(Data listing)
* begin *
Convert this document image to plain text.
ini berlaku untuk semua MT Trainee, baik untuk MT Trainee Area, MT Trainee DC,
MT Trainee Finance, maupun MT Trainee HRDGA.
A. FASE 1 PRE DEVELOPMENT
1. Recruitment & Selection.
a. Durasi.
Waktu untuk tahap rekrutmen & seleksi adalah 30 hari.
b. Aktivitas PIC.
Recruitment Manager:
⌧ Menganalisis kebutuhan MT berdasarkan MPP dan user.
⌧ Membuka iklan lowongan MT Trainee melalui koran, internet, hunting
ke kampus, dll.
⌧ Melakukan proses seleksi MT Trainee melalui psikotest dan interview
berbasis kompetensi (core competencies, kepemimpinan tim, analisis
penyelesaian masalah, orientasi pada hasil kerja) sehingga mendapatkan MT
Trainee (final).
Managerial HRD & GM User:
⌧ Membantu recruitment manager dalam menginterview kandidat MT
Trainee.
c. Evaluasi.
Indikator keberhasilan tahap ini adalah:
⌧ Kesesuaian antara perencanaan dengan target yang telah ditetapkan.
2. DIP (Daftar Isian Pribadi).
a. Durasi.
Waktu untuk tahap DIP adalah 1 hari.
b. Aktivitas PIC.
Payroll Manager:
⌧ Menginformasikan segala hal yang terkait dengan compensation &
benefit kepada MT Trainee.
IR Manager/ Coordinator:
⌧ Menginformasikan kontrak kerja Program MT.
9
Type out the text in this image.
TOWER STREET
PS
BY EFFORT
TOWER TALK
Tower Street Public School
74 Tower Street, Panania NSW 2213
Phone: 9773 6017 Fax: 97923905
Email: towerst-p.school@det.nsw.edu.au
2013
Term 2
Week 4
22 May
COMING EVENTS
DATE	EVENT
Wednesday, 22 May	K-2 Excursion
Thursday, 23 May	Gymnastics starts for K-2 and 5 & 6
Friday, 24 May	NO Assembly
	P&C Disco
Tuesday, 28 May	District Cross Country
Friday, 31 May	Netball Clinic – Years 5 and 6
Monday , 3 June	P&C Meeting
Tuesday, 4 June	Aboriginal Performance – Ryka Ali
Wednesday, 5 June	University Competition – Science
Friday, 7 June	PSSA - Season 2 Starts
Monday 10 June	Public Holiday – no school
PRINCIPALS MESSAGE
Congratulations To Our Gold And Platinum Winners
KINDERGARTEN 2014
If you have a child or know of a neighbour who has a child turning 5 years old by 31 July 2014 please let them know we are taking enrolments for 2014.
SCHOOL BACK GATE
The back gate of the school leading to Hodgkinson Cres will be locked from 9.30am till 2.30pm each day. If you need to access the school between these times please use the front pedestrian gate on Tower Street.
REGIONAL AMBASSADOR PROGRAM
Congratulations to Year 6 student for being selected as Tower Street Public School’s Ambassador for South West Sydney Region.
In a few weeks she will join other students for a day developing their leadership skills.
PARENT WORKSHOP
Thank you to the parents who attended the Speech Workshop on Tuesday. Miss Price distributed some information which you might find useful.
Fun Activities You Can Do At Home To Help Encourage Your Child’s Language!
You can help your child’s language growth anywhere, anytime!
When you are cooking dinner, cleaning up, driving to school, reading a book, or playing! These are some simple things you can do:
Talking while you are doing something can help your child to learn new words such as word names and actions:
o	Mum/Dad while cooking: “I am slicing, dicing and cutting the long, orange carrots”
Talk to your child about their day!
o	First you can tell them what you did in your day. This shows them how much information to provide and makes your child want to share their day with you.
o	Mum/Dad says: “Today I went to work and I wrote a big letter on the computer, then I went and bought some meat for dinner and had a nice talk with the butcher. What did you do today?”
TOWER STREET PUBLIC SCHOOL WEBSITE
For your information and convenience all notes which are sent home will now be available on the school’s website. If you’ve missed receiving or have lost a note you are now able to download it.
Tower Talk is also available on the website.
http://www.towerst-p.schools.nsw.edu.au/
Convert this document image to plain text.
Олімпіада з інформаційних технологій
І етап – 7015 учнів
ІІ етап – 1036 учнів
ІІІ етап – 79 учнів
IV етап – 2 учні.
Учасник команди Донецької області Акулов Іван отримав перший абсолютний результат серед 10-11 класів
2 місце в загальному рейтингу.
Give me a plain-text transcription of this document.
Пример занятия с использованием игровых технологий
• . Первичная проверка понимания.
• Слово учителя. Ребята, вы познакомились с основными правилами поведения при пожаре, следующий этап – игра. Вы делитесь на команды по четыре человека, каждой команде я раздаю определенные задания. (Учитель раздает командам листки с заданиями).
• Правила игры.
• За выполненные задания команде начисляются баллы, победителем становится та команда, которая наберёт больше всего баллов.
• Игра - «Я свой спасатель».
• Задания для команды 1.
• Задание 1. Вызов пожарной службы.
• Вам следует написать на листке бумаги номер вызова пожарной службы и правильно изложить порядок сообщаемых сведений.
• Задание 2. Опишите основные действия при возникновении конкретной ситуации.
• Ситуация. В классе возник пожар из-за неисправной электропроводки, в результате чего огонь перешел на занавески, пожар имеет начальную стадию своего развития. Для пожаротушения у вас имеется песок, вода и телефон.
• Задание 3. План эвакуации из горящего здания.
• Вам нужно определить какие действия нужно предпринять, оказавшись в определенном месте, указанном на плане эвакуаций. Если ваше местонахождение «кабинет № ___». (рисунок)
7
* end *
◆ WHAT IS REQUIRED
Search the records for the string "учнів" and return every line in which it occurs.

◆ ANSWER TO THIS EXERCISE
І етап – 7015 учнів
ІІ етап – 1036 учнів
ІІІ етап – 79 учнів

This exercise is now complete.